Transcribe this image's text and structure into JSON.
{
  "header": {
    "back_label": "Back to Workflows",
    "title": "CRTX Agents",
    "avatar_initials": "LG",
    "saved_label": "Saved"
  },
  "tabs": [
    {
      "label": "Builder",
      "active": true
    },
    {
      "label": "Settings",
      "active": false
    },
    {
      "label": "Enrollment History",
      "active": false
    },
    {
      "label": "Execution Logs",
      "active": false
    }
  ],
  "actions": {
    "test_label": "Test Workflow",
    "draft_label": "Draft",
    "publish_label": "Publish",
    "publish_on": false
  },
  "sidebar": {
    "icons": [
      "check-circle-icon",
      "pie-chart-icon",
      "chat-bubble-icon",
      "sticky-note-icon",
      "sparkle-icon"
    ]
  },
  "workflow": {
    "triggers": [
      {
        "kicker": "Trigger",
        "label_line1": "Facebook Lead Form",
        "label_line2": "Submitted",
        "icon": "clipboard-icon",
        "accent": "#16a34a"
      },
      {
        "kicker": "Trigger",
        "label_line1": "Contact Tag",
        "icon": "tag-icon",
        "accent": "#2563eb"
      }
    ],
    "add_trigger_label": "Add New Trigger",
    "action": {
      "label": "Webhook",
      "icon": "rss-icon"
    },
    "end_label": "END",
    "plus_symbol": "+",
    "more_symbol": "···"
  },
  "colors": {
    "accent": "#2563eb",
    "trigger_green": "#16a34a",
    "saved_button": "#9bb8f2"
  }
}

Task instructions: Find "accent". Copy every line it occurs in.

Final answer:
        "accent": "#16a34a"
        "accent": "#2563eb"
    "accent": "#2563eb",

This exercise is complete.